Data records
_ _ _ _ _
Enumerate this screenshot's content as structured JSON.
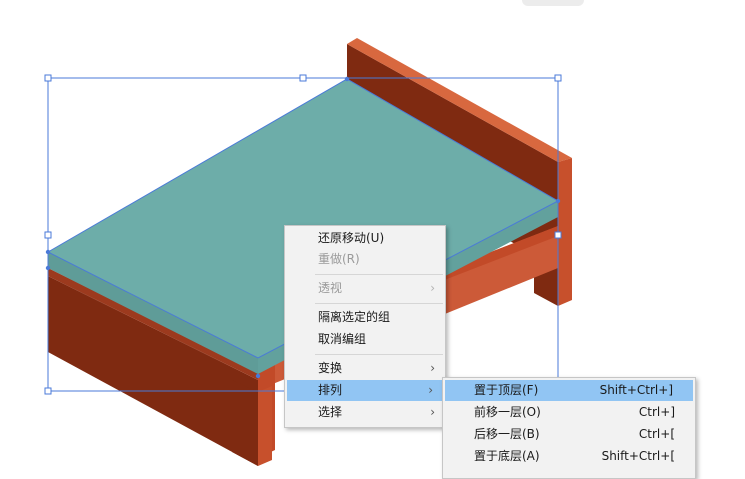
{
  "context_menu": {
    "items": [
      {
        "label": "还原移动(U)",
        "enabled": true
      },
      {
        "label": "重做(R)",
        "enabled": false
      },
      {
        "label": "透视",
        "enabled": false,
        "has_submenu": true
      },
      {
        "label": "隔离选定的组",
        "enabled": true
      },
      {
        "label": "取消编组",
        "enabled": true
      },
      {
        "label": "变换",
        "enabled": true,
        "has_submenu": true
      },
      {
        "label": "排列",
        "enabled": true,
        "has_submenu": true,
        "highlighted": true
      },
      {
        "label": "选择",
        "enabled": true,
        "has_submenu": true
      }
    ],
    "submenu_arrow": "›"
  },
  "arrange_submenu": {
    "items": [
      {
        "label": "置于顶层(F)",
        "shortcut": "Shift+Ctrl+]",
        "highlighted": true
      },
      {
        "label": "前移一层(O)",
        "shortcut": "Ctrl+]"
      },
      {
        "label": "后移一层(B)",
        "shortcut": "Ctrl+["
      },
      {
        "label": "置于底层(A)",
        "shortcut": "Shift+Ctrl+["
      }
    ]
  },
  "colors": {
    "mattress_top": "#6dada9",
    "mattress_side": "#5f9c98",
    "frame_light": "#cc5a38",
    "frame_mid": "#c24a28",
    "frame_dark": "#7f2a11",
    "selection": "#4a7ad8",
    "menu_bg": "#f2f2f2",
    "menu_highlight": "#91c5f3"
  }
}
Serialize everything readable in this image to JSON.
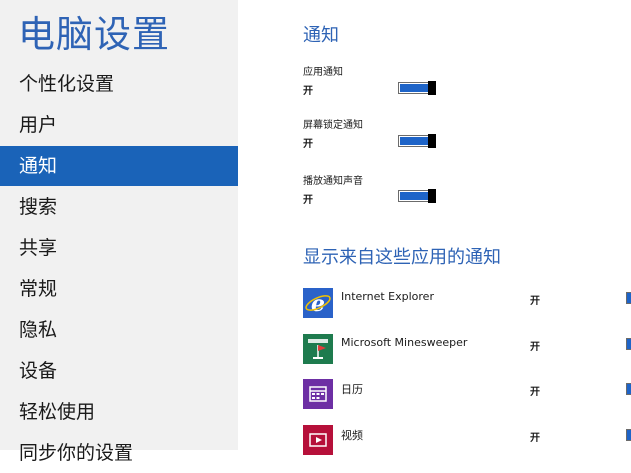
{
  "sidebar": {
    "title": "电脑设置",
    "items": [
      {
        "label": "个性化设置"
      },
      {
        "label": "用户"
      },
      {
        "label": "通知",
        "selected": true
      },
      {
        "label": "搜索"
      },
      {
        "label": "共享"
      },
      {
        "label": "常规"
      },
      {
        "label": "隐私"
      },
      {
        "label": "设备"
      },
      {
        "label": "轻松使用"
      },
      {
        "label": "同步你的设置"
      }
    ]
  },
  "main": {
    "section_title": "通知",
    "settings": [
      {
        "label": "应用通知",
        "state": "开",
        "on": true
      },
      {
        "label": "屏幕锁定通知",
        "state": "开",
        "on": true
      },
      {
        "label": "播放通知声音",
        "state": "开",
        "on": true
      }
    ],
    "apps_title": "显示来自这些应用的通知",
    "apps": [
      {
        "name": "Internet Explorer",
        "state": "开",
        "icon": "internet-explorer-icon",
        "color": "#2a62c9"
      },
      {
        "name": "Microsoft Minesweeper",
        "state": "开",
        "icon": "minesweeper-icon",
        "color": "#1e7b4e"
      },
      {
        "name": "日历",
        "state": "开",
        "icon": "calendar-icon",
        "color": "#6d2fa4"
      },
      {
        "name": "视频",
        "state": "开",
        "icon": "video-icon",
        "color": "#b6103a"
      }
    ]
  },
  "colors": {
    "accent": "#2e63b5",
    "selected_background": "#1a63b8",
    "sidebar_background": "#f1f1f1",
    "toggle_on": "#1e64c8"
  }
}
_ _ _ _ _
= Goal of the exercise =
Quote the data above in full, leaving out the pictures it holds.

= Solution to the exercise =
Enumerate this screenshot's content as structured JSON.
{
  "context_menu": {
    "items": [
      {
        "label": "还原移动(U)",
        "enabled": true
      },
      {
        "label": "重做(R)",
        "enabled": false
      },
      {
        "label": "透视",
        "enabled": false,
        "has_submenu": true
      },
      {
        "label": "隔离选定的组",
        "enabled": true
      },
      {
        "label": "取消编组",
        "enabled": true
      },
      {
        "label": "变换",
        "enabled": true,
        "has_submenu": true
      },
      {
        "label": "排列",
        "enabled": true,
        "has_submenu": true,
        "highlighted": true
      },
      {
        "label": "选择",
        "enabled": true,
        "has_submenu": true
      }
    ],
    "submenu_arrow": "›"
  },
  "arrange_submenu": {
    "items": [
      {
        "label": "置于顶层(F)",
        "shortcut": "Shift+Ctrl+]",
        "highlighted": true
      },
      {
        "label": "前移一层(O)",
        "shortcut": "Ctrl+]"
      },
      {
        "label": "后移一层(B)",
        "shortcut": "Ctrl+["
      },
      {
        "label": "置于底层(A)",
        "shortcut": "Shift+Ctrl+["
      }
    ]
  },
  "colors": {
    "mattress_top": "#6dada9",
    "mattress_side": "#5f9c98",
    "frame_light": "#cc5a38",
    "frame_mid": "#c24a28",
    "frame_dark": "#7f2a11",
    "selection": "#4a7ad8",
    "menu_bg": "#f2f2f2",
    "menu_highlight": "#91c5f3"
  }
}
Serialize everything readable in this image to JSON.
{
  "sidebar": {
    "title": "电脑设置",
    "items": [
      {
        "label": "个性化设置"
      },
      {
        "label": "用户"
      },
      {
        "label": "通知",
        "selected": true
      },
      {
        "label": "搜索"
      },
      {
        "label": "共享"
      },
      {
        "label": "常规"
      },
      {
        "label": "隐私"
      },
      {
        "label": "设备"
      },
      {
        "label": "轻松使用"
      },
      {
        "label": "同步你的设置"
      }
    ]
  },
  "main": {
    "section_title": "通知",
    "settings": [
      {
        "label": "应用通知",
        "state": "开",
        "on": true
      },
      {
        "label": "屏幕锁定通知",
        "state": "开",
        "on": true
      },
      {
        "label": "播放通知声音",
        "state": "开",
        "on": true
      }
    ],
    "apps_title": "显示来自这些应用的通知",
    "apps": [
      {
        "name": "Internet Explorer",
        "state": "开",
        "icon": "internet-explorer-icon",
        "color": "#2a62c9"
      },
      {
        "name": "Microsoft Minesweeper",
        "state": "开",
        "icon": "minesweeper-icon",
        "color": "#1e7b4e"
      },
      {
        "name": "日历",
        "state": "开",
        "icon": "calendar-icon",
        "color": "#6d2fa4"
      },
      {
        "name": "视频",
        "state": "开",
        "icon": "video-icon",
        "color": "#b6103a"
      }
    ]
  },
  "colors": {
    "accent": "#2e63b5",
    "selected_background": "#1a63b8",
    "sidebar_background": "#f1f1f1",
    "toggle_on": "#1e64c8"
  }
}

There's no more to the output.